[BEGIN]

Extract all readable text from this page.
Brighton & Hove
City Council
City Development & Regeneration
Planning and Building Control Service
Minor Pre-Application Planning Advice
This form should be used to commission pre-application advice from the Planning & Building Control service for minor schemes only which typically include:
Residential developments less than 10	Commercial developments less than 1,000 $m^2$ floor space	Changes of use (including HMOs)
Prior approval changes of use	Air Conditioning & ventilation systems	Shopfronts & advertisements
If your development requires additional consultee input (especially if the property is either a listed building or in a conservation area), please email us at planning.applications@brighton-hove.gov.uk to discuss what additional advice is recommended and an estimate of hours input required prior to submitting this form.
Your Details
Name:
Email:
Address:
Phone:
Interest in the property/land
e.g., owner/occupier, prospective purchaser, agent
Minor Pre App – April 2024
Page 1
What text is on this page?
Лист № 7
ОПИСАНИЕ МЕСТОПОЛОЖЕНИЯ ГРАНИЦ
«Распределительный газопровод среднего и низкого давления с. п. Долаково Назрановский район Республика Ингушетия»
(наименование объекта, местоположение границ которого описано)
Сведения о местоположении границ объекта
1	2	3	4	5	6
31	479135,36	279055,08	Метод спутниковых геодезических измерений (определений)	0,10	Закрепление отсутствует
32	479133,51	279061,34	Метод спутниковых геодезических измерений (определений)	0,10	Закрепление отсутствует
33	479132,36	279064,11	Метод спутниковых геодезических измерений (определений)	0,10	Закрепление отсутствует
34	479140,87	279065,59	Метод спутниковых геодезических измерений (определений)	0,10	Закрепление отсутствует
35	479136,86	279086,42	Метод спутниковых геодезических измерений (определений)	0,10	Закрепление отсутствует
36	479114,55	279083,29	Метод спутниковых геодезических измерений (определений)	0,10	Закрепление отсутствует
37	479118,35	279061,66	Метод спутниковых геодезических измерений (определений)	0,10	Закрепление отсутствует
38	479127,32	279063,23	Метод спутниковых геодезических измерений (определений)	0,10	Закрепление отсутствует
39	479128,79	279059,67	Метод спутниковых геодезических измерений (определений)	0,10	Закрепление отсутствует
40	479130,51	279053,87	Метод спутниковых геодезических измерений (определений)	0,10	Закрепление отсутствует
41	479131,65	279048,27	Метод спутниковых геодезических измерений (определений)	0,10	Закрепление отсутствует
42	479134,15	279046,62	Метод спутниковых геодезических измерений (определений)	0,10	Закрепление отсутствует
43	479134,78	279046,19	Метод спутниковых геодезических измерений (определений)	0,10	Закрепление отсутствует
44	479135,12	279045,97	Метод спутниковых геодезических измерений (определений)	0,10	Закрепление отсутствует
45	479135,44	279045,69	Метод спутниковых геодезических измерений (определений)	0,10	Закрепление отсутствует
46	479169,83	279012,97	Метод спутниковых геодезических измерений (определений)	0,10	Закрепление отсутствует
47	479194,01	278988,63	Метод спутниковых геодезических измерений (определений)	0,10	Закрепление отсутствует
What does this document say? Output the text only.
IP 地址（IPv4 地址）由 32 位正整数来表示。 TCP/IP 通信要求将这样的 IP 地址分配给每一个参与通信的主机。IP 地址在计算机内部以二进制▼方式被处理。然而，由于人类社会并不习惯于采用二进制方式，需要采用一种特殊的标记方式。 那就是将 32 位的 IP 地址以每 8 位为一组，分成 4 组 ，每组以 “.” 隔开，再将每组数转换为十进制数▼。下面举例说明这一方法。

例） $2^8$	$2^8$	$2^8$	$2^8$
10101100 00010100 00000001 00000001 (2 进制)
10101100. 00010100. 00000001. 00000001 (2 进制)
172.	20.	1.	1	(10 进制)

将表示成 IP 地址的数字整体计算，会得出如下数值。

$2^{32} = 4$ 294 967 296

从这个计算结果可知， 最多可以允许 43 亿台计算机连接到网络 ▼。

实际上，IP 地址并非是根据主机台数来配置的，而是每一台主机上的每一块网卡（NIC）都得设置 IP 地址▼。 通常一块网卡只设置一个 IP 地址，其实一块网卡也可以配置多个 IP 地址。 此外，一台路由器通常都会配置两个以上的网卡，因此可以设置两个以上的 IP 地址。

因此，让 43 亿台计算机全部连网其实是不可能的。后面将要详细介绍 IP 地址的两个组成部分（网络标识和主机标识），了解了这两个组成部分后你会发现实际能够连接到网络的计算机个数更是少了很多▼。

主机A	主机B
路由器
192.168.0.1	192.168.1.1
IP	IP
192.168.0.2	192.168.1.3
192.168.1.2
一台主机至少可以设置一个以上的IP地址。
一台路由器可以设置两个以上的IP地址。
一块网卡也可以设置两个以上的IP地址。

[END]
[BEGIN]

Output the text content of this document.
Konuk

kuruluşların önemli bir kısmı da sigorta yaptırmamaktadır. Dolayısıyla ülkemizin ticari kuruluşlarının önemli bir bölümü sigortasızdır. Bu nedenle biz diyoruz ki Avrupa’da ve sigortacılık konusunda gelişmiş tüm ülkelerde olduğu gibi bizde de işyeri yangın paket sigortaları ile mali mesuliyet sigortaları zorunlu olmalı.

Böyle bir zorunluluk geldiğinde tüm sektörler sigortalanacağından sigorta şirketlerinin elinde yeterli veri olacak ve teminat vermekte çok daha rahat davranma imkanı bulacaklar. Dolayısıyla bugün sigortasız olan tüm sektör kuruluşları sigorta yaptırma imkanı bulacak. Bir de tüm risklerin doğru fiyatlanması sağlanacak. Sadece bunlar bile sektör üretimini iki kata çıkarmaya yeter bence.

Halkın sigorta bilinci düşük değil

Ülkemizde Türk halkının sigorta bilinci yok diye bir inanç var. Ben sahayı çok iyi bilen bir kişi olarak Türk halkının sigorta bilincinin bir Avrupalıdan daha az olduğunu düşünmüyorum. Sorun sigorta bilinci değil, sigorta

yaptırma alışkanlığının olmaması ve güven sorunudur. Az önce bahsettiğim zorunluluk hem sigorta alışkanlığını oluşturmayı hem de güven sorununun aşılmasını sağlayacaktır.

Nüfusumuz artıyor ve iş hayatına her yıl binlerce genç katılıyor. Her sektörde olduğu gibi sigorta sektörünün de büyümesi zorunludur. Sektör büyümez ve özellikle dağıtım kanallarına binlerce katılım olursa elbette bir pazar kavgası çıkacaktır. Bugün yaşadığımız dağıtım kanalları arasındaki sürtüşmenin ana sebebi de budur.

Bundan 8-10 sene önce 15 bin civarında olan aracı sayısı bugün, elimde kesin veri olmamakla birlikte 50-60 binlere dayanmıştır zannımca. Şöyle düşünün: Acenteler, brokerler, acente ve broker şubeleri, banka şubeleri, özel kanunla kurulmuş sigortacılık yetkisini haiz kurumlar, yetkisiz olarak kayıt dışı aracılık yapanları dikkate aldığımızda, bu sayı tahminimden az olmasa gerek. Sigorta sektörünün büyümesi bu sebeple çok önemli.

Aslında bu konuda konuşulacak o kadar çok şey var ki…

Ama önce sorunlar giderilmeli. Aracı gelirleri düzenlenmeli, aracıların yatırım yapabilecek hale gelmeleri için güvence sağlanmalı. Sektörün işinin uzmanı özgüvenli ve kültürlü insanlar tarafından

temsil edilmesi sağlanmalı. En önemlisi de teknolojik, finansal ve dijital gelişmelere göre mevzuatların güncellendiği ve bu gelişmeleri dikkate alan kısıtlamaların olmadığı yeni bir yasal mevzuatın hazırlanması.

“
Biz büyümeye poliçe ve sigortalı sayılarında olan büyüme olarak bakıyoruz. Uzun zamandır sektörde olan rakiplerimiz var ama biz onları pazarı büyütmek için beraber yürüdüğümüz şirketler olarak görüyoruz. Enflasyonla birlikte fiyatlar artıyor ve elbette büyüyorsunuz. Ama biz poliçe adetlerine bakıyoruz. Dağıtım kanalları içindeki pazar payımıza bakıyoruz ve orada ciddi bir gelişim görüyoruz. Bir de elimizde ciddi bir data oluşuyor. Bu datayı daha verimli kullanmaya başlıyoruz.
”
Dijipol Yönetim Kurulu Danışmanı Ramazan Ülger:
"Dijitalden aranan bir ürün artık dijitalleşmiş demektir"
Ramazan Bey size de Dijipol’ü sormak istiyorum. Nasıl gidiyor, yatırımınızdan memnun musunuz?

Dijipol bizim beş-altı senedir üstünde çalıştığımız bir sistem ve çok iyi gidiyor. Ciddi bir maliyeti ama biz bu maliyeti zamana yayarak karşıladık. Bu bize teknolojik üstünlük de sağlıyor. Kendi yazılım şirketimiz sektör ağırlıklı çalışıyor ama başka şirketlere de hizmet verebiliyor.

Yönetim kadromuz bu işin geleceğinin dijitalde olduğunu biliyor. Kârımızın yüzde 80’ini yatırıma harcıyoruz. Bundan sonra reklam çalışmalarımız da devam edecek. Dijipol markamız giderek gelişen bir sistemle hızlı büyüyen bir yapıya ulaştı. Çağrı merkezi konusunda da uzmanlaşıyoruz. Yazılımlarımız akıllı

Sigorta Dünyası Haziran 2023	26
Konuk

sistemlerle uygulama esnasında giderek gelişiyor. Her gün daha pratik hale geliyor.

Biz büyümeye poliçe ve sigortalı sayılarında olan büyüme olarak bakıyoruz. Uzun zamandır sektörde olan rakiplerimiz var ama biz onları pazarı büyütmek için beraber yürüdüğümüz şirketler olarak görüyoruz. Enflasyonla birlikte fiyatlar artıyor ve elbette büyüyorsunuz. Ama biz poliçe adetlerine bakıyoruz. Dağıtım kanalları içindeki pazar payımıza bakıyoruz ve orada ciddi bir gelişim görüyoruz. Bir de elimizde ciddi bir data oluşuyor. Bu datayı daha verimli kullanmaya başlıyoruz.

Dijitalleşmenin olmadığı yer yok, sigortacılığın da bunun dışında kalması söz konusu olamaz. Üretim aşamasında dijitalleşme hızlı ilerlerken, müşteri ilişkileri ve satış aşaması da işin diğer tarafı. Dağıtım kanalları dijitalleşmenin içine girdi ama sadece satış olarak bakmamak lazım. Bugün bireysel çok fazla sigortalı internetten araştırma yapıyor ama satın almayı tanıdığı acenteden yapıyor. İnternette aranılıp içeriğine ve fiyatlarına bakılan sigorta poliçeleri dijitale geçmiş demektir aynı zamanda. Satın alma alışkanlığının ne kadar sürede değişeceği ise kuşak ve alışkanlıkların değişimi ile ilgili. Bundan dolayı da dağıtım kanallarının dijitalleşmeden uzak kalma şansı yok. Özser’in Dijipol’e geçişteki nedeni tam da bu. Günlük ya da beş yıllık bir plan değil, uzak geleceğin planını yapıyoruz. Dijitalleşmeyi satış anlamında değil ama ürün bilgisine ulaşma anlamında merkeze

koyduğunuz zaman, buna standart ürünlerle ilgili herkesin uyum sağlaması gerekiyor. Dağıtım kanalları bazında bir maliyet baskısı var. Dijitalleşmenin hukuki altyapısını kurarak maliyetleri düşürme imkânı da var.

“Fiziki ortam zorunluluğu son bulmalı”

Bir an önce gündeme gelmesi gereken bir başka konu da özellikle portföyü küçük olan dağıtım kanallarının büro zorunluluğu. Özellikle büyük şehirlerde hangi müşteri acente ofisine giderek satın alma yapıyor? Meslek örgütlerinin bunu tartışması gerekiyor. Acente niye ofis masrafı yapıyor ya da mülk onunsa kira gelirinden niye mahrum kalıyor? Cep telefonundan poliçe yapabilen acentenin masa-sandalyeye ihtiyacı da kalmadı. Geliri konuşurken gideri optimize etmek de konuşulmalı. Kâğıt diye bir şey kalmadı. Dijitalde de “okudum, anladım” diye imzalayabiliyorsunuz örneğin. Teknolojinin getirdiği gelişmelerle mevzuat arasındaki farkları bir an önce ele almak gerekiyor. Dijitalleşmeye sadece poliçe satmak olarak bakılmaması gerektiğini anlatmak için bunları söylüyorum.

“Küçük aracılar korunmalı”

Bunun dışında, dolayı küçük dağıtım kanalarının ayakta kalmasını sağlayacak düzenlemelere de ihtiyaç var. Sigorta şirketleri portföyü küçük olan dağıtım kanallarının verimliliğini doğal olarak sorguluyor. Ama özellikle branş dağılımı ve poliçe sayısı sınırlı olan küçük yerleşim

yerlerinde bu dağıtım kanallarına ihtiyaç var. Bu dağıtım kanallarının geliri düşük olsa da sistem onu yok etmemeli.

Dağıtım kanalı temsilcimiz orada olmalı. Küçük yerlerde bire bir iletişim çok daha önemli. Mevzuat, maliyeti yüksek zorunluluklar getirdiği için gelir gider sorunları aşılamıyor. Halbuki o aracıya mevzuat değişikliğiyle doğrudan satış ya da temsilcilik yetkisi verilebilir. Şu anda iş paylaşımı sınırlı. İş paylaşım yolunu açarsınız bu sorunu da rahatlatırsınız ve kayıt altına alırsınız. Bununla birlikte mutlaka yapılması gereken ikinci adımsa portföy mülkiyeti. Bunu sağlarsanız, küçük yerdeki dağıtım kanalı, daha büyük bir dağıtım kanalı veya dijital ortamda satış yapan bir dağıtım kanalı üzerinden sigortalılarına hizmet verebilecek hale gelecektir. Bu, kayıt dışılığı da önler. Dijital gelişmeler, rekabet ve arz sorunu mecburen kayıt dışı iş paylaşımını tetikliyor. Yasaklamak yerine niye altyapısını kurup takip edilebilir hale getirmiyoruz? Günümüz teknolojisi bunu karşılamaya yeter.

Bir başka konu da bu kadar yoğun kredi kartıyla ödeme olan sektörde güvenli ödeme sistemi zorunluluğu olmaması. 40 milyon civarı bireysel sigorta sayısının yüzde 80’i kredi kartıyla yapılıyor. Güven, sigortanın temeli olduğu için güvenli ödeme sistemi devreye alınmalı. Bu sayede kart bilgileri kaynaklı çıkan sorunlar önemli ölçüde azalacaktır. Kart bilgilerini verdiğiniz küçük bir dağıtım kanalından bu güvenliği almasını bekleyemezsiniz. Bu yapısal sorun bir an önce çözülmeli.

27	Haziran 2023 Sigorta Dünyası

[END]

- **Exercise goal**:
Show, from the listing above, each line that contains the word "объекта".

- **Expected output**:
(наименование объекта, местоположение границ которого описано)
Сведения о местоположении границ объекта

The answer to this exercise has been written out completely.